Stated goal = Reproduce the complete listing without any deviation.

Excerpted data =
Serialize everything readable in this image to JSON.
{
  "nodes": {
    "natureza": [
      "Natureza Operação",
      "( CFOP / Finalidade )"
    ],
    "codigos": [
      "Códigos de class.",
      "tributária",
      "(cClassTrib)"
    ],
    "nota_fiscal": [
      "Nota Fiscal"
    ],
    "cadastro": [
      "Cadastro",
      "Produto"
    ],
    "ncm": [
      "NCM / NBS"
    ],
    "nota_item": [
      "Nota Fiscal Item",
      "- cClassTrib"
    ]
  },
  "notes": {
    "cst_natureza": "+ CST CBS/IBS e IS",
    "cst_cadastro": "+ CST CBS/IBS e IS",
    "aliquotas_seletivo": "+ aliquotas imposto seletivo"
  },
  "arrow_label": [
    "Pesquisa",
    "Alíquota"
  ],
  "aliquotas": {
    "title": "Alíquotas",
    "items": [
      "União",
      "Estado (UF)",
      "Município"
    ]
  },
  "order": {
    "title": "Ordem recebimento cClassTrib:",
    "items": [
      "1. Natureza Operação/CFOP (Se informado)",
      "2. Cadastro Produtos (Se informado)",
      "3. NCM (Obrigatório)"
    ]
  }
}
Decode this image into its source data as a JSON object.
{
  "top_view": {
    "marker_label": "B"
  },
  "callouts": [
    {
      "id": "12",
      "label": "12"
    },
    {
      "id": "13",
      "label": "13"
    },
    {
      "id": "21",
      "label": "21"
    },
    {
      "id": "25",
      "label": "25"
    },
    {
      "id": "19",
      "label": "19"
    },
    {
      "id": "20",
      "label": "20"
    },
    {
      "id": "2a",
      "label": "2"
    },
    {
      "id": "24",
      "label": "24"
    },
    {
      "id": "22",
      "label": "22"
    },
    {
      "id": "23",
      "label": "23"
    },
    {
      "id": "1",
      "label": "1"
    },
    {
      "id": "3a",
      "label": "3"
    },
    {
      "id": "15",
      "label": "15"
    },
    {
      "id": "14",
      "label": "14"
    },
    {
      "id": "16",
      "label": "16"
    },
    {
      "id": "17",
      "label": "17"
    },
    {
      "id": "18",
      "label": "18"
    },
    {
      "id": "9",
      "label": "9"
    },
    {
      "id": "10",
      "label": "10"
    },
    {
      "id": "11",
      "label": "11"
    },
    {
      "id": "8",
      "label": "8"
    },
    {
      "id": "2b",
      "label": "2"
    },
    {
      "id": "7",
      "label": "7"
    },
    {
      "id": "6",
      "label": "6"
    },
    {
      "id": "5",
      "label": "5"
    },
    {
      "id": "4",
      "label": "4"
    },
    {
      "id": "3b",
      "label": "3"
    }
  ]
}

Task answer =
Serialize everything readable in this image to JSON.
{
  "nodes": {
    "natureza": [
      "Natureza Operação",
      "( CFOP / Finalidade )"
    ],
    "codigos": [
      "Códigos de class.",
      "tributária",
      "(cClassTrib)"
    ],
    "nota_fiscal": [
      "Nota Fiscal"
    ],
    "cadastro": [
      "Cadastro",
      "Produto"
    ],
    "ncm": [
      "NCM / NBS"
    ],
    "nota_item": [
      "Nota Fiscal Item",
      "- cClassTrib"
    ]
  },
  "notes": {
    "cst_natureza": "+ CST CBS/IBS e IS",
    "cst_cadastro": "+ CST CBS/IBS e IS",
    "aliquotas_seletivo": "+ aliquotas imposto seletivo"
  },
  "arrow_label": [
    "Pesquisa",
    "Alíquota"
  ],
  "aliquotas": {
    "title": "Alíquotas",
    "items": [
      "União",
      "Estado (UF)",
      "Município"
    ]
  },
  "order": {
    "title": "Ordem recebimento cClassTrib:",
    "items": [
      "1. Natureza Operação/CFOP (Se informado)",
      "2. Cadastro Produtos (Se informado)",
      "3. NCM (Obrigatório)"
    ]
  }
}
Decode this image into its source data as a JSON object.
{
  "top_view": {
    "marker_label": "B"
  },
  "callouts": [
    {
      "id": "12",
      "label": "12"
    },
    {
      "id": "13",
      "label": "13"
    },
    {
      "id": "21",
      "label": "21"
    },
    {
      "id": "25",
      "label": "25"
    },
    {
      "id": "19",
      "label": "19"
    },
    {
      "id": "20",
      "label": "20"
    },
    {
      "id": "2a",
      "label": "2"
    },
    {
      "id": "24",
      "label": "24"
    },
    {
      "id": "22",
      "label": "22"
    },
    {
      "id": "23",
      "label": "23"
    },
    {
      "id": "1",
      "label": "1"
    },
    {
      "id": "3a",
      "label": "3"
    },
    {
      "id": "15",
      "label": "15"
    },
    {
      "id": "14",
      "label": "14"
    },
    {
      "id": "16",
      "label": "16"
    },
    {
      "id": "17",
      "label": "17"
    },
    {
      "id": "18",
      "label": "18"
    },
    {
      "id": "9",
      "label": "9"
    },
    {
      "id": "10",
      "label": "10"
    },
    {
      "id": "11",
      "label": "11"
    },
    {
      "id": "8",
      "label": "8"
    },
    {
      "id": "2b",
      "label": "2"
    },
    {
      "id": "7",
      "label": "7"
    },
    {
      "id": "6",
      "label": "6"
    },
    {
      "id": "5",
      "label": "5"
    },
    {
      "id": "4",
      "label": "4"
    },
    {
      "id": "3b",
      "label": "3"
    }
  ]
}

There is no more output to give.